-- start of THE RECORDS --

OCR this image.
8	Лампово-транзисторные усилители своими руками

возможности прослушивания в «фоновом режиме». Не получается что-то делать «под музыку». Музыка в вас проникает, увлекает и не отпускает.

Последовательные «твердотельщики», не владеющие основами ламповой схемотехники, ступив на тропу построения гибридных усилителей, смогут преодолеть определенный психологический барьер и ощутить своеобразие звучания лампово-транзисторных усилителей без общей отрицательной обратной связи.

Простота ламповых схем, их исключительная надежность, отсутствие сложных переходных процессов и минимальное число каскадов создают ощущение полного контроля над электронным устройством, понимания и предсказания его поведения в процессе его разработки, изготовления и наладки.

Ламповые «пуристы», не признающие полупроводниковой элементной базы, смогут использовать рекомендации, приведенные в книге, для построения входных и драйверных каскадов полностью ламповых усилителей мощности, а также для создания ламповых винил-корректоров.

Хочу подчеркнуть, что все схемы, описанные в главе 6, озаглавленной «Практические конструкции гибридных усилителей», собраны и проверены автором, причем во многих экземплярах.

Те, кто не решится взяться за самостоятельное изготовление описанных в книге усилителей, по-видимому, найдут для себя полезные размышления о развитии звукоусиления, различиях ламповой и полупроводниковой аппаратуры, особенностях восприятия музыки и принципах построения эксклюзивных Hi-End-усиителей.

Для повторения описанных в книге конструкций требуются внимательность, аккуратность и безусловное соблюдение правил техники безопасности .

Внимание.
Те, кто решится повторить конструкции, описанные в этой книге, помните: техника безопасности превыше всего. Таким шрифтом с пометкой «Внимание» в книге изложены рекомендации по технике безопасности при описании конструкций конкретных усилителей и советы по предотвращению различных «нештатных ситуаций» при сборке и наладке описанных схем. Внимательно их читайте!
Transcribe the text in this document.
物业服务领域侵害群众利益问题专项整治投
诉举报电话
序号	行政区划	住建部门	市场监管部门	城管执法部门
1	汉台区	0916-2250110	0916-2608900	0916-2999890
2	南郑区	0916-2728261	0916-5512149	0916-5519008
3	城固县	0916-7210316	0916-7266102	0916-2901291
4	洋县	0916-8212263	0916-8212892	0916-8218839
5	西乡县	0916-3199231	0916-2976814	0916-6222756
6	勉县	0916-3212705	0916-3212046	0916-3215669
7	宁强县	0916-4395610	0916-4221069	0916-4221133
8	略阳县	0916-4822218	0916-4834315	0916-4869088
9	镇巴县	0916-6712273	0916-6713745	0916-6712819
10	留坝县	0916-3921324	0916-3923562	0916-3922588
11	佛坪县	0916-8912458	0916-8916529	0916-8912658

-- end of THE RECORDS --

* GIVEN TASK
Isolate the lines that hold the word "this" and copy all of them.

* COMPLETE ANSWER
OCR this image.
Transcribe the text in this document.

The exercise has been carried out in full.